Extract every line where the string "salvavidas" appears.

* Begin *

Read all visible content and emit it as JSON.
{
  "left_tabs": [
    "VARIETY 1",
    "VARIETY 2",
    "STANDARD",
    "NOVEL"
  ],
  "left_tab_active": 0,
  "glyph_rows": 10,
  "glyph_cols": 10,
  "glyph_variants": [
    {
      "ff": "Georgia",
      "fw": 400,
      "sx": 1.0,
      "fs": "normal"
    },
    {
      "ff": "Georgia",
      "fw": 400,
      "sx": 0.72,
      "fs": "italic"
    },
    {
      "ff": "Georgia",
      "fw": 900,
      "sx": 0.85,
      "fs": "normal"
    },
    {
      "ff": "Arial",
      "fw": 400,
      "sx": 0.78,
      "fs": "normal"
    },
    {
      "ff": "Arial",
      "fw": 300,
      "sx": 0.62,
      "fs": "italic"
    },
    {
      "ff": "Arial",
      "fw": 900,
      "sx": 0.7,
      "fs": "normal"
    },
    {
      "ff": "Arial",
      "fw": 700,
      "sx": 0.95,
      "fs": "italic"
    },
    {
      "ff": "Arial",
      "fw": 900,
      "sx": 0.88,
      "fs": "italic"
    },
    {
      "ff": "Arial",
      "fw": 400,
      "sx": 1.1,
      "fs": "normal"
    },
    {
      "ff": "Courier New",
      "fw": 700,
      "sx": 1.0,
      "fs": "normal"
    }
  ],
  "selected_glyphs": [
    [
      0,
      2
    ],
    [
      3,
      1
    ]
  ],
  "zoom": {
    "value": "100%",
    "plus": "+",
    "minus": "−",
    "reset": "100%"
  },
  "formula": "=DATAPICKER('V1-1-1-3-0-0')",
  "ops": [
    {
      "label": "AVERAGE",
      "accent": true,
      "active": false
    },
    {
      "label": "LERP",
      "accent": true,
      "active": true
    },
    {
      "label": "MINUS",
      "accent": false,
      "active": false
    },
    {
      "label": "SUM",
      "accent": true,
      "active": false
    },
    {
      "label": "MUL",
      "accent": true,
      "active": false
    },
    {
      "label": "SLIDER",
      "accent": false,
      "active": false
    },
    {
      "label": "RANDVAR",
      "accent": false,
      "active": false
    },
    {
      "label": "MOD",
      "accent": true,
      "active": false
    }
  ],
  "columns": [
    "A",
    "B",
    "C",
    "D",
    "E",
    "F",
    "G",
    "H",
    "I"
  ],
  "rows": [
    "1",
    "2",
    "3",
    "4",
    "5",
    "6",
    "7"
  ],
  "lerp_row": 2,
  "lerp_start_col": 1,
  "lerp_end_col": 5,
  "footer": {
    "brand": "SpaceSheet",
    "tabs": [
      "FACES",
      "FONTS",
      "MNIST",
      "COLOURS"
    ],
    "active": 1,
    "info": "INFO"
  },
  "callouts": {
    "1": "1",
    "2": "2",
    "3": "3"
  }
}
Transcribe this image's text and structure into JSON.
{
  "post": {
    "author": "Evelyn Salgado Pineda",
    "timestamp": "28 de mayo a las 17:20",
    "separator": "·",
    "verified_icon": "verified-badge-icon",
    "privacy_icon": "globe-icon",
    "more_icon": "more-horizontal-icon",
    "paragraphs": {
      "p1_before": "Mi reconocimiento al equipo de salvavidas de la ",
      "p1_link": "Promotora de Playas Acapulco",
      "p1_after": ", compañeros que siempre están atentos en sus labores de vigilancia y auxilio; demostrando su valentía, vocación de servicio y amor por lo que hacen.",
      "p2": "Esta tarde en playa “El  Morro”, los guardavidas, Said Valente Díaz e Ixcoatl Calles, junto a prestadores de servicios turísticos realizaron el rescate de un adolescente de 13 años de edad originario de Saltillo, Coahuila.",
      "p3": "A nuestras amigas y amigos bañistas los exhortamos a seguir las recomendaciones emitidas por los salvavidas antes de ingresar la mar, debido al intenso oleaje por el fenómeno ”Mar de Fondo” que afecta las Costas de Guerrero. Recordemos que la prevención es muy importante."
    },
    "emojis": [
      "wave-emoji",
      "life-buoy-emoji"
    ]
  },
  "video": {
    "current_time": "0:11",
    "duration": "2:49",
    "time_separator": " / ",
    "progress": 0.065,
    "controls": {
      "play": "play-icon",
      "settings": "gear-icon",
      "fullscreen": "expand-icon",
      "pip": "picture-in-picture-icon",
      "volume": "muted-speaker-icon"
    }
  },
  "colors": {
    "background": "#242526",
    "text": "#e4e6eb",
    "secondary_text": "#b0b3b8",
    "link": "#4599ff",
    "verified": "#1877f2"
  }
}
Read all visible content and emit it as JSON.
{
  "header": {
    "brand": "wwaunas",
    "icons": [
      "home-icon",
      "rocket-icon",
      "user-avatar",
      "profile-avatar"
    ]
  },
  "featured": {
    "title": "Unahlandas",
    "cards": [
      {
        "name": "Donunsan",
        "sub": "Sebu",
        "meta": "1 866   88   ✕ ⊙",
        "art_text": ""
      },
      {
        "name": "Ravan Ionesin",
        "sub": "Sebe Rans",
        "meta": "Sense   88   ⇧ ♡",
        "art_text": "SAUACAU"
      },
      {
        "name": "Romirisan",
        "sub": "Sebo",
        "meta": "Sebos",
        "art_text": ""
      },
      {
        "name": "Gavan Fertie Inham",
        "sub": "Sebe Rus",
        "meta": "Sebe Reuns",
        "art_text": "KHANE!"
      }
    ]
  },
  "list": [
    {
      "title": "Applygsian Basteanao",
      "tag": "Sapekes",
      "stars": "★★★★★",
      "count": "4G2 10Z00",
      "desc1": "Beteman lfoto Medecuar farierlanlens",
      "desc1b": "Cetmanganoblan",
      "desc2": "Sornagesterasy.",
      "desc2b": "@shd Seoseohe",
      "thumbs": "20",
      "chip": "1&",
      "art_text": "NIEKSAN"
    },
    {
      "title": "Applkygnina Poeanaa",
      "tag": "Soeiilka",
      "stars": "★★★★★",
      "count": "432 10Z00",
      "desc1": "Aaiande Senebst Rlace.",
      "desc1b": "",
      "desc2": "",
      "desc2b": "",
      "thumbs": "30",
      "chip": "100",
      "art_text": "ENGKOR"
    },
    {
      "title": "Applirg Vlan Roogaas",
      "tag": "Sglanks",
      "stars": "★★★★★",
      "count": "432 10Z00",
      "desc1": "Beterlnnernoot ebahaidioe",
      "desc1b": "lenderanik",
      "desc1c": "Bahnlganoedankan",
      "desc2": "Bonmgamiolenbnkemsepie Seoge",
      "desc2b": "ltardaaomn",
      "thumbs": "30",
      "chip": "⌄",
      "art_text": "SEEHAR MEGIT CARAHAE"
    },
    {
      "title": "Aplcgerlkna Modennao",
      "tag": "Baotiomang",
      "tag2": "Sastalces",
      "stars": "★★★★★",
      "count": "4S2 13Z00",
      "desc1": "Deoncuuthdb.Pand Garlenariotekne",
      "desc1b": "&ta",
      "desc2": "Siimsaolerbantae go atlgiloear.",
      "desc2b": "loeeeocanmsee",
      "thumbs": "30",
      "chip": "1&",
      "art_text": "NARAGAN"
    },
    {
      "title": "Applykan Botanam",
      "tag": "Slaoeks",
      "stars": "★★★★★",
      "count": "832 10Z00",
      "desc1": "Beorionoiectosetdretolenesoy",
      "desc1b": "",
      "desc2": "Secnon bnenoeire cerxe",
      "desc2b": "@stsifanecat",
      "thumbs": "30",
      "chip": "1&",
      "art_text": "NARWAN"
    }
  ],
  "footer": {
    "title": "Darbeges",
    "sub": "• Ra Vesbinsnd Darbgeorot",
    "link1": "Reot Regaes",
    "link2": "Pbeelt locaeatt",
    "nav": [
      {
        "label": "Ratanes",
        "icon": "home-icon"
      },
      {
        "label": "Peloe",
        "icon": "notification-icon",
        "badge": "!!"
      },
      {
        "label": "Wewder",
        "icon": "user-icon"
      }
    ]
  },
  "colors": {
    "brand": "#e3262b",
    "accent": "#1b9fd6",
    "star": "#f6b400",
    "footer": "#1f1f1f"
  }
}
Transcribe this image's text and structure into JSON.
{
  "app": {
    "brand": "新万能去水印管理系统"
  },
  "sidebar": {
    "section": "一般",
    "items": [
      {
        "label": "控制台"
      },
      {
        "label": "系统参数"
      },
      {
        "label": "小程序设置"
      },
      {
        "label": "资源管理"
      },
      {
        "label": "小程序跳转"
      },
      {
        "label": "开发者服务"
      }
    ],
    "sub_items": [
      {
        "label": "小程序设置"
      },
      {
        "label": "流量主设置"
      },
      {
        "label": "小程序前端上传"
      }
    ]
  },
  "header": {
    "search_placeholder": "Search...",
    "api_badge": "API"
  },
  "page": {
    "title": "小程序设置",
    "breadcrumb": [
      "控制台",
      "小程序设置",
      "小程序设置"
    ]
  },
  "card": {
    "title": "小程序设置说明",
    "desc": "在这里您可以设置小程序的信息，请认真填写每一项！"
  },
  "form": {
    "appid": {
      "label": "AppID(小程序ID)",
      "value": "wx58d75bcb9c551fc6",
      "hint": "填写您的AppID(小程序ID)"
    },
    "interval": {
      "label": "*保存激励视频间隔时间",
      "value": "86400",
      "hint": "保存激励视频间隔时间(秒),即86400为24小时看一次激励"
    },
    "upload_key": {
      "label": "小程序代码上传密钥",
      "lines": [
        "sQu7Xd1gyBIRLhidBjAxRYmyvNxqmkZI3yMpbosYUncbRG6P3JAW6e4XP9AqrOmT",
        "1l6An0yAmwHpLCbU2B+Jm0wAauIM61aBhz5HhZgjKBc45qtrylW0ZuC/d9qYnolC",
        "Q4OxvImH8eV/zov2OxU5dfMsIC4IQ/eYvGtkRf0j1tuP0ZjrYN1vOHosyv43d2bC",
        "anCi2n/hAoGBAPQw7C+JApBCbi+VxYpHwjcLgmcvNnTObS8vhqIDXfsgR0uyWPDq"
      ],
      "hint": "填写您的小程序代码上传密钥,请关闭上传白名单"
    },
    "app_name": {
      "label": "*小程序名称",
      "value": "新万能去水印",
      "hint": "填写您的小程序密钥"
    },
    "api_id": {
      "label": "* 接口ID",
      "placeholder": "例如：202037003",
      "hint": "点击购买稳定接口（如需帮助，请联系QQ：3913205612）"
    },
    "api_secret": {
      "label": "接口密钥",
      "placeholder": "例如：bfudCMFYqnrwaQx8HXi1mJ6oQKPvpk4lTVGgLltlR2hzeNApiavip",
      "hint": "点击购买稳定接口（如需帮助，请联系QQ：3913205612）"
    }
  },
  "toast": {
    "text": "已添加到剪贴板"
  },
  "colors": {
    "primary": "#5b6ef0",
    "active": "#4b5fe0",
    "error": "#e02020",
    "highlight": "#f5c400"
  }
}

* End *

▶ **Reply**
      "p1_before": "Mi reconocimiento al equipo de salvavidas de la ",
      "p3": "A nuestras amigas y amigos bañistas los exhortamos a seguir las recomendaciones emitidas por los salvavidas antes de ingresar la mar, debido al intenso oleaje por el fenómeno ”Mar de Fondo” que afecta las Costas de Guerrero. Recordemos que la prevención es muy importante."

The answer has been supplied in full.